►
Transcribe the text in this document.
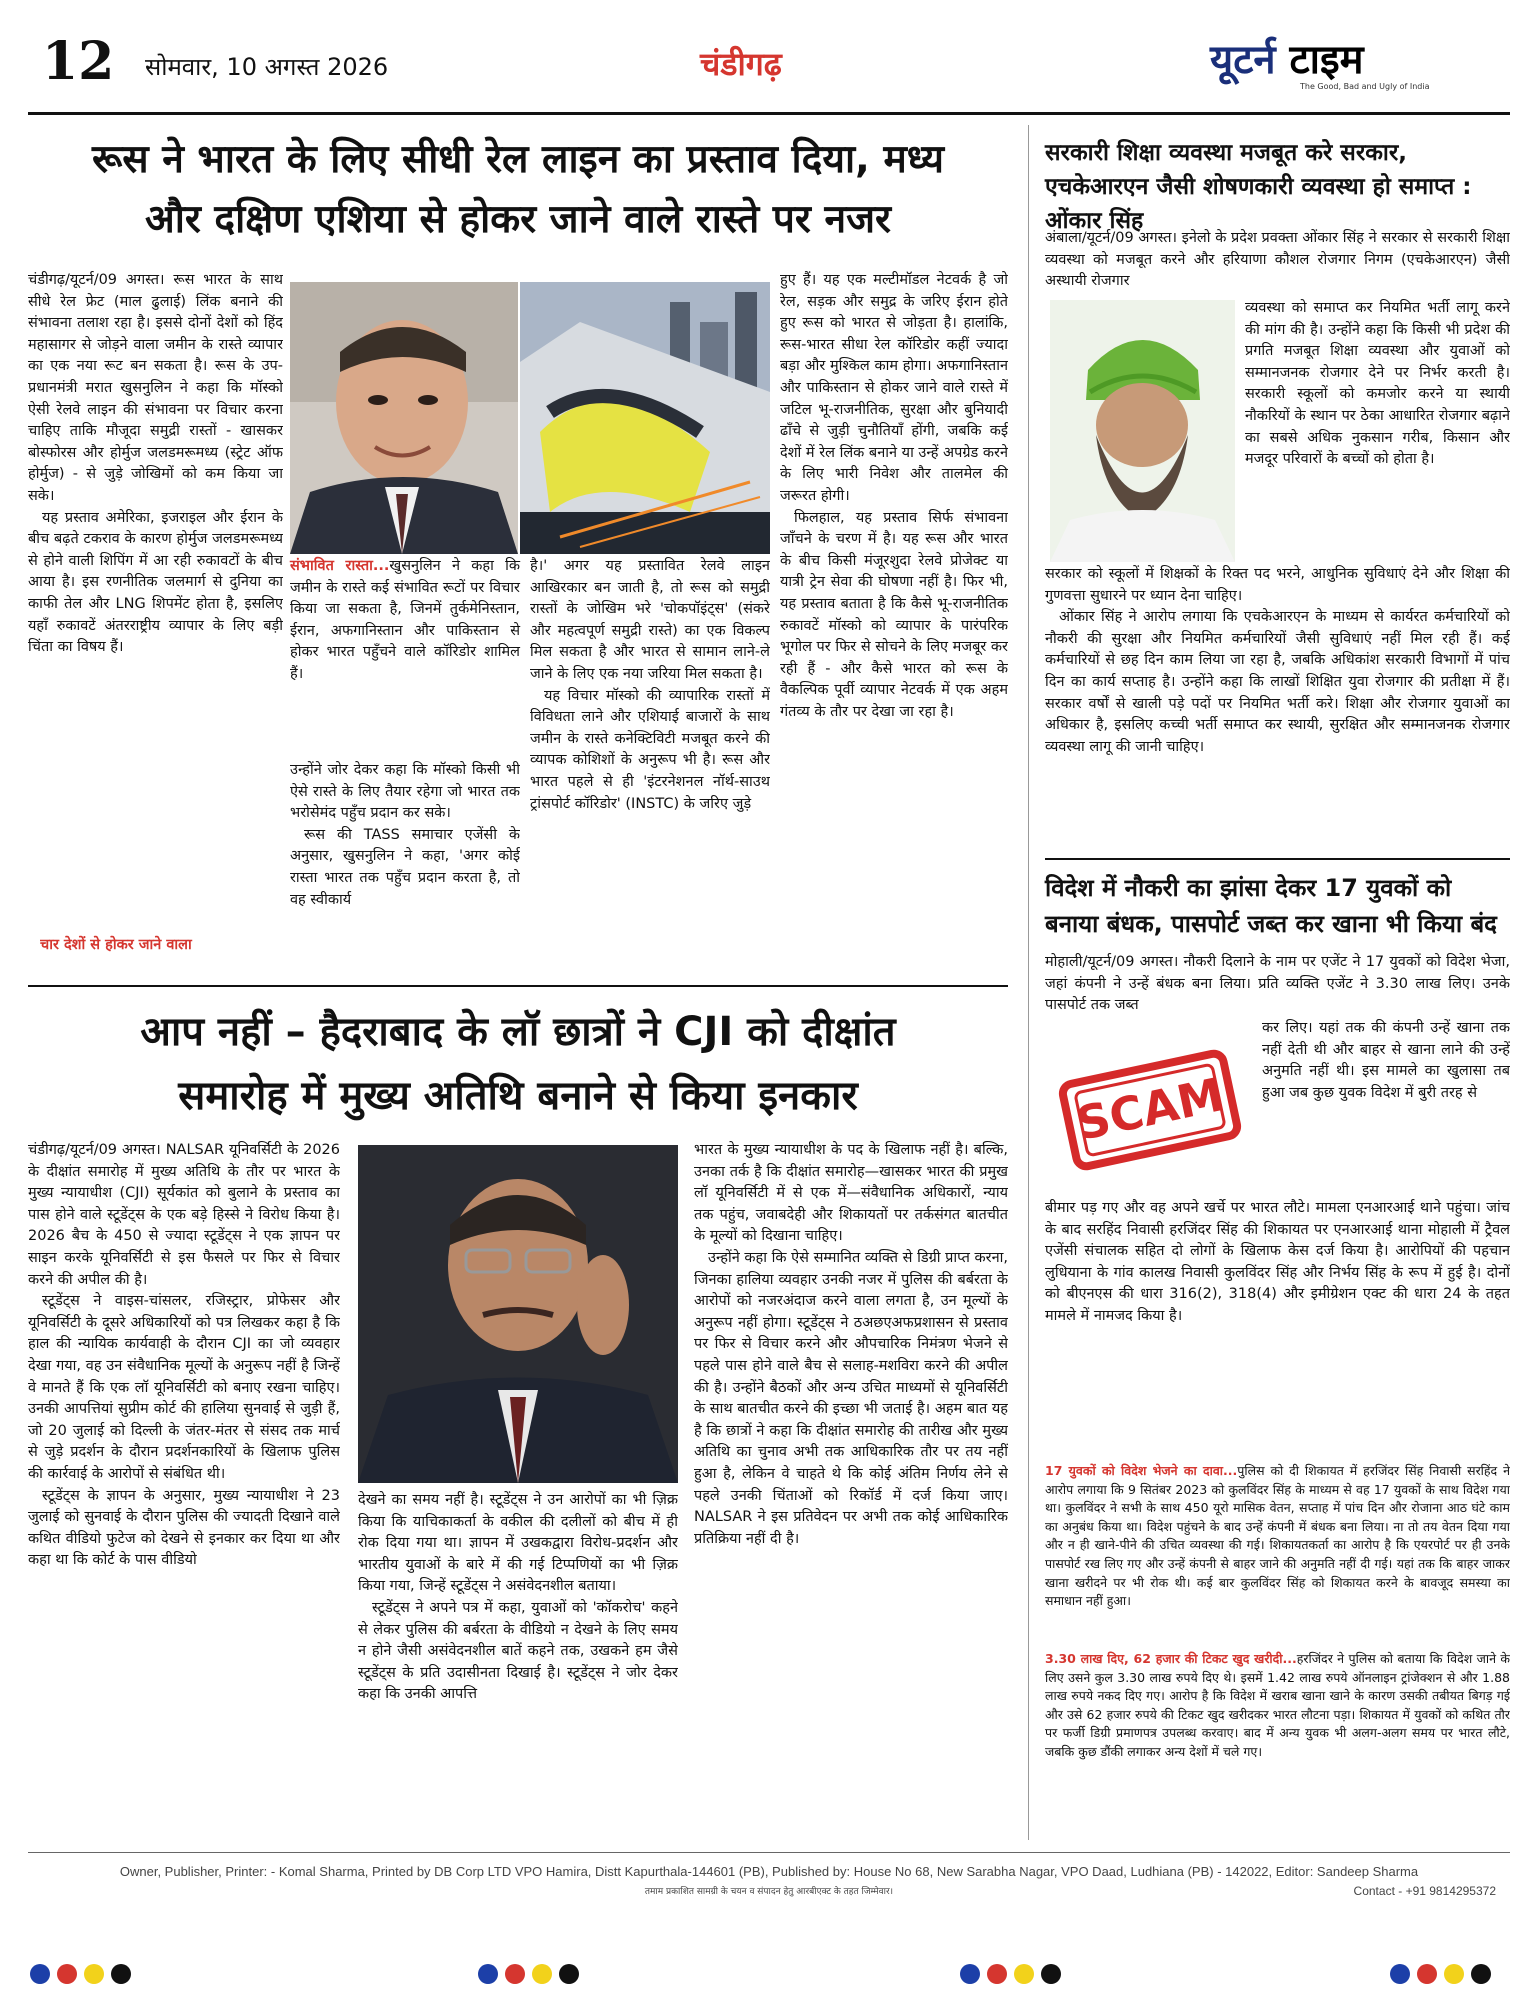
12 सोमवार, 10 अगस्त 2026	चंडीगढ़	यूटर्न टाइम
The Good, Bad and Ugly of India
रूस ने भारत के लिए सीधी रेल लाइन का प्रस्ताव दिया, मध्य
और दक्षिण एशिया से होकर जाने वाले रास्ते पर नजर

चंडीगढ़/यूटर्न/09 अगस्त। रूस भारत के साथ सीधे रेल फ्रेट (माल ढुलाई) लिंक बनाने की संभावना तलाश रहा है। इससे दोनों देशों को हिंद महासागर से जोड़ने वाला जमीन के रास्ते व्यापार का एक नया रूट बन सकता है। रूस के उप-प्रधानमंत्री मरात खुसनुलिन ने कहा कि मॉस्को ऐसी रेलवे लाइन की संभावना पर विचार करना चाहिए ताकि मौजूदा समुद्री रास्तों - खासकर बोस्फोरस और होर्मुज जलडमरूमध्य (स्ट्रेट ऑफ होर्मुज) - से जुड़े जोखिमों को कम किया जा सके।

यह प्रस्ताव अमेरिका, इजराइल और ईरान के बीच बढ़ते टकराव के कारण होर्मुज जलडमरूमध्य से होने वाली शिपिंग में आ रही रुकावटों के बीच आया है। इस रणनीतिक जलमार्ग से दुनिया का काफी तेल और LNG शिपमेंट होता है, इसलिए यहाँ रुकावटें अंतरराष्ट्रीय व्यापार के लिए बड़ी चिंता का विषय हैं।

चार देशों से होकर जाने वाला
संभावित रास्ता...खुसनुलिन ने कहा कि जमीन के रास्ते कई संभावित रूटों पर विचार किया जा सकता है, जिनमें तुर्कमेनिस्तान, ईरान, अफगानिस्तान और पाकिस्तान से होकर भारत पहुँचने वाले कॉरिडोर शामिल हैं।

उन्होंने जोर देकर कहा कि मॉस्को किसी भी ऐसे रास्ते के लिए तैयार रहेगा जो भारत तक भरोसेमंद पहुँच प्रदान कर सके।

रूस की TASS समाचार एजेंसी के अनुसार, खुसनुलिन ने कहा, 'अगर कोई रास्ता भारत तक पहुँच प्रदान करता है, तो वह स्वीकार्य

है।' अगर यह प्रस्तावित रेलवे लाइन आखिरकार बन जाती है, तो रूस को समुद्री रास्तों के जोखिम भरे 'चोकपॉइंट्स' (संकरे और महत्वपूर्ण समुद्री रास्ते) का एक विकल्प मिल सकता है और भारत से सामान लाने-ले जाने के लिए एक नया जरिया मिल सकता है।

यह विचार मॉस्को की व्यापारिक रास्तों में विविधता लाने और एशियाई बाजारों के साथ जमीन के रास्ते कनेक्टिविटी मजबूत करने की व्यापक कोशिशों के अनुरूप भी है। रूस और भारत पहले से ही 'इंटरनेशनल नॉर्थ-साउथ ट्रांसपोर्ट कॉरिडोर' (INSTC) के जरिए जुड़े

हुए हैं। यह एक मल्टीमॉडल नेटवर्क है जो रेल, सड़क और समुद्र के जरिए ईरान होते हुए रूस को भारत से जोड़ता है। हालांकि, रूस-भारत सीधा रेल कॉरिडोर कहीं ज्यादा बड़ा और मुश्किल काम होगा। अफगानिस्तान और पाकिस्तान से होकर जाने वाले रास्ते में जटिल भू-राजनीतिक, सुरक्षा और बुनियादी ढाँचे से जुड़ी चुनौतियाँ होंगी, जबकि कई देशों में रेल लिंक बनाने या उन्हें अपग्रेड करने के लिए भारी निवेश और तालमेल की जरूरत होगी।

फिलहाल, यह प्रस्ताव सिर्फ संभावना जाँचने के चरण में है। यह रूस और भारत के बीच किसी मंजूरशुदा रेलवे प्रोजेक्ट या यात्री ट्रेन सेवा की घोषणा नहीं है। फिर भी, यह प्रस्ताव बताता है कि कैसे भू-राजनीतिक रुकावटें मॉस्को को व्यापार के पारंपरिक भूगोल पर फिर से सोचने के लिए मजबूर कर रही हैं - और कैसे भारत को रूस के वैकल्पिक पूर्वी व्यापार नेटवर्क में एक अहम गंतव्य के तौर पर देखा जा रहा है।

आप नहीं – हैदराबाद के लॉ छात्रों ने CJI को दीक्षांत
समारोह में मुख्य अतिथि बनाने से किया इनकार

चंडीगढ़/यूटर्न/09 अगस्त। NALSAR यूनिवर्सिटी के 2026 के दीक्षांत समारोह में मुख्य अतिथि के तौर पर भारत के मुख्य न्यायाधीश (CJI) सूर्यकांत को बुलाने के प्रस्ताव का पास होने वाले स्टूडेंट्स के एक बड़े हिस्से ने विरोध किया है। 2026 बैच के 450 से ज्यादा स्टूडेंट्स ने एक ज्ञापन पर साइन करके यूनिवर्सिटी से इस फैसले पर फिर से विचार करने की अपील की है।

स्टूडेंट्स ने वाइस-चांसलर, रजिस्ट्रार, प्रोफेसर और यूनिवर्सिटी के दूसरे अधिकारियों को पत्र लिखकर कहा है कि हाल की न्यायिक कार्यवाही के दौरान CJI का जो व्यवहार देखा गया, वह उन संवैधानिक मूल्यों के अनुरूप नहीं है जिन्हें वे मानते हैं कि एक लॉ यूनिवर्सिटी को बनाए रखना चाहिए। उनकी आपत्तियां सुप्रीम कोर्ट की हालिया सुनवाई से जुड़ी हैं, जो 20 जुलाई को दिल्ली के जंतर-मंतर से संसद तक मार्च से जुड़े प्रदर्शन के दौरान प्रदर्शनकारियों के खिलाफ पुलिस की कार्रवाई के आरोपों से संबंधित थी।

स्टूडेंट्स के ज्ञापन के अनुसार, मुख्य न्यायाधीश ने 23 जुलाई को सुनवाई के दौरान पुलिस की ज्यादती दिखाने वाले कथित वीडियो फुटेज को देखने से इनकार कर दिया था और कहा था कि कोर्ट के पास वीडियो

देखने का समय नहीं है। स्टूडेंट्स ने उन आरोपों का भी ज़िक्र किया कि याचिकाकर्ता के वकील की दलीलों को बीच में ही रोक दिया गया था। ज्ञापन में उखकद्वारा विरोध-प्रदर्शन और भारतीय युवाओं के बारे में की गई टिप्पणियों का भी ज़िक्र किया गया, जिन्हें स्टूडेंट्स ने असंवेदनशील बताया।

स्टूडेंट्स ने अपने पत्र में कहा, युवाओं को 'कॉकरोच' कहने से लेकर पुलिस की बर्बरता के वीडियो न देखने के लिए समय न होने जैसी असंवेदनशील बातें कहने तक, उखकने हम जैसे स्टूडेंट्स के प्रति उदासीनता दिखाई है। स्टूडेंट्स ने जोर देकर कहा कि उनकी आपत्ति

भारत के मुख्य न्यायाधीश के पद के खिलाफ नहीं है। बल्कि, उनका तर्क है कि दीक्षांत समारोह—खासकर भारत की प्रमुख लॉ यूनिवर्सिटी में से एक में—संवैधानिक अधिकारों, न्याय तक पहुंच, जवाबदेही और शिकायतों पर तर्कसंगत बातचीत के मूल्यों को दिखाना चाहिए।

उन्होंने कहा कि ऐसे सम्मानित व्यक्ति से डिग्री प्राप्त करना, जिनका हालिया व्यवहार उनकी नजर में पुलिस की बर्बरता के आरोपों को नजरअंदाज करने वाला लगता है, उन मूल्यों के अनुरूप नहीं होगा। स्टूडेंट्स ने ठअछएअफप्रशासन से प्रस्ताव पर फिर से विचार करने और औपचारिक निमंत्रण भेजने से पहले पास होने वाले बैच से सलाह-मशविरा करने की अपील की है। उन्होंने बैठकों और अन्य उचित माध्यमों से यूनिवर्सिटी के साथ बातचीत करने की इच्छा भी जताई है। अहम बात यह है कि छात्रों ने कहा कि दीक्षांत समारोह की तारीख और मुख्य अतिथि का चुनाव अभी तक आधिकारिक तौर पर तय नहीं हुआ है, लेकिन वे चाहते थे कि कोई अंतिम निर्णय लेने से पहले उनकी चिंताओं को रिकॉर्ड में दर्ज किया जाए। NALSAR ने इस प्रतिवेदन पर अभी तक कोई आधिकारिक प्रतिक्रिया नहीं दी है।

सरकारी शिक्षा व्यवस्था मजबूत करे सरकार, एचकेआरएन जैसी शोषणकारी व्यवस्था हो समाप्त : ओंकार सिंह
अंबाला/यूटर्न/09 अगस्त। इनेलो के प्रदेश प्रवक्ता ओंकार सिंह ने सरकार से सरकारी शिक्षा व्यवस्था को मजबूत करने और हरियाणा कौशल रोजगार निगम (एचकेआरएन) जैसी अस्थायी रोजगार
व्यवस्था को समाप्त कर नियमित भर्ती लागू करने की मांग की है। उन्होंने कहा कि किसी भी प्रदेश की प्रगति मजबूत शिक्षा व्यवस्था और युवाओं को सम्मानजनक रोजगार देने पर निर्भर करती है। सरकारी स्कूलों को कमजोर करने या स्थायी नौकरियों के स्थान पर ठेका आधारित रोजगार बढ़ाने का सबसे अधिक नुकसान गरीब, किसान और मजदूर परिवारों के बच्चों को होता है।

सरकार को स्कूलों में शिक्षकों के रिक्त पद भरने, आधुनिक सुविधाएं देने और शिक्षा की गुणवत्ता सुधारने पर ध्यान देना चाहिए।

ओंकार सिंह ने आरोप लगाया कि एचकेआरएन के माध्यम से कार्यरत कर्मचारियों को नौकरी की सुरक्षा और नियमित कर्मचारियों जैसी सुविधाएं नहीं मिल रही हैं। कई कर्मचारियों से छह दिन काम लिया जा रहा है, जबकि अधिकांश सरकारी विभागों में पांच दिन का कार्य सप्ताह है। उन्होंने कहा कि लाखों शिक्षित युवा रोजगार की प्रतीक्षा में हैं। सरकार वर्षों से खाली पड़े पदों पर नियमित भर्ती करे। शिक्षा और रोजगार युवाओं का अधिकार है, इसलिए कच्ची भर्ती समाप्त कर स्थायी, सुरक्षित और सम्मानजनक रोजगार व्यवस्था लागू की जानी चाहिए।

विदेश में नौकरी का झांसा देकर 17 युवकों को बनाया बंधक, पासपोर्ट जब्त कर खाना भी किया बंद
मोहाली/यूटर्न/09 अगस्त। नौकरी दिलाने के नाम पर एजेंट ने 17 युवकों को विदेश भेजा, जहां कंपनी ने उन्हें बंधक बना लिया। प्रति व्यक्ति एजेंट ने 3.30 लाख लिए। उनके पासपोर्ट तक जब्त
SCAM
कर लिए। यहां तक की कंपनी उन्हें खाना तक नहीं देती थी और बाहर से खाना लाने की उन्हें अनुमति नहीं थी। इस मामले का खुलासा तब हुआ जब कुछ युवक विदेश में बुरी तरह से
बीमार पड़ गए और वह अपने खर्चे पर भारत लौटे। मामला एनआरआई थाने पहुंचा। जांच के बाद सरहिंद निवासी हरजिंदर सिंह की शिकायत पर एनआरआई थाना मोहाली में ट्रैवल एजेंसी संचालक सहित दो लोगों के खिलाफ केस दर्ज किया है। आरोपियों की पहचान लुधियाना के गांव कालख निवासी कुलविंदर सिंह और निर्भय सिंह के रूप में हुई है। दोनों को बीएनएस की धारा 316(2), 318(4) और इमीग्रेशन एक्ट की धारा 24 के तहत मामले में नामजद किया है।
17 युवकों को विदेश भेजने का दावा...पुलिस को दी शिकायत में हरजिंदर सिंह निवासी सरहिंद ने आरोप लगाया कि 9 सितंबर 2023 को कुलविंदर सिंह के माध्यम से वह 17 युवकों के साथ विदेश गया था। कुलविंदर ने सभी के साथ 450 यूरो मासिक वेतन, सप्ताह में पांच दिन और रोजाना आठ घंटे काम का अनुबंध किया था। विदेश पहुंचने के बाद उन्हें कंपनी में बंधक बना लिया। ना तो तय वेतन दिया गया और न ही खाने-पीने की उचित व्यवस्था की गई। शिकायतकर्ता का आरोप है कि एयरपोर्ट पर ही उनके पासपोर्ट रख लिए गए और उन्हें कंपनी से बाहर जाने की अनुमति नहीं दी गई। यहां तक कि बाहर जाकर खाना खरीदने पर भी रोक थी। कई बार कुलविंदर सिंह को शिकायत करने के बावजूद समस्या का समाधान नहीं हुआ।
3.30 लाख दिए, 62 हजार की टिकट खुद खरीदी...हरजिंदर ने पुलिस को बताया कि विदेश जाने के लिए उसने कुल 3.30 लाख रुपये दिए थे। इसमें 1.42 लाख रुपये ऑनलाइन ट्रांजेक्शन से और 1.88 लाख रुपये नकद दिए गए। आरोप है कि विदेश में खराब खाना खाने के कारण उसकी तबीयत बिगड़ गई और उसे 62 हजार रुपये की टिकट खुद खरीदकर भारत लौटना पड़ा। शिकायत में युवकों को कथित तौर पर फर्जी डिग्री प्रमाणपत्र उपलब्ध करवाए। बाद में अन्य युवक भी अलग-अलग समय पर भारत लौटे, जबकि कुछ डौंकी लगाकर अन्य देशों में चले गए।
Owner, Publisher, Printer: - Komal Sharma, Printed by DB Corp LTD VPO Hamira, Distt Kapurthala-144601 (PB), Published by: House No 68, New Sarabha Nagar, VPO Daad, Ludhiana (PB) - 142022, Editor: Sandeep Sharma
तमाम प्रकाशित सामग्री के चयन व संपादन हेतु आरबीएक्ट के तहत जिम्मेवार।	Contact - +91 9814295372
◄
►
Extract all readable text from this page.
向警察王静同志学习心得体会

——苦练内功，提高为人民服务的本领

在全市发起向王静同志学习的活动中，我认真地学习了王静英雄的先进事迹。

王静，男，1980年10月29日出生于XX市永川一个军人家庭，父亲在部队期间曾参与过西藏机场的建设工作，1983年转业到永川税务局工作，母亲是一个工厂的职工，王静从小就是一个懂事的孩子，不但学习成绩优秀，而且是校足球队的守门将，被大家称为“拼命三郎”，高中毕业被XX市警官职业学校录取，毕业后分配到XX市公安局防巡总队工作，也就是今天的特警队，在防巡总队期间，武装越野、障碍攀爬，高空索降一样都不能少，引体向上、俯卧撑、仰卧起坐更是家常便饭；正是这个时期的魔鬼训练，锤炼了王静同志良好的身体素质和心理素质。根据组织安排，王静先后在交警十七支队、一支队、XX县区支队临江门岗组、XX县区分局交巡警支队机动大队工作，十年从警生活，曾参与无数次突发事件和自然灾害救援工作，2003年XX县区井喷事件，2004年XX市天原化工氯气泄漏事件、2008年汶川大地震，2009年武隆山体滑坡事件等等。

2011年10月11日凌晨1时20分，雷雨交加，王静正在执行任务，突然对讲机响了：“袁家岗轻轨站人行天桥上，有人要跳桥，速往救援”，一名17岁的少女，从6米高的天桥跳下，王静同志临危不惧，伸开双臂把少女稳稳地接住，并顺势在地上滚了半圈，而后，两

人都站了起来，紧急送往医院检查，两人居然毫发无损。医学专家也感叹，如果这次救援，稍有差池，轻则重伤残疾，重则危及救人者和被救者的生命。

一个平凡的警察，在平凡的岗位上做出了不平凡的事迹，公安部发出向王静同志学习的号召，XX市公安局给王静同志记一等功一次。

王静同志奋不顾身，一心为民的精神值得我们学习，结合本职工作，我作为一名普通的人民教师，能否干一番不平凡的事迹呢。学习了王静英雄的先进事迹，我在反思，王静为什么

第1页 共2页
◄
## Goal of the exercise:
Search the lines for the string "text" and copy every line that has it.

## Answer for the task:
Transcribe the text in this document.
Extract all readable text from this page.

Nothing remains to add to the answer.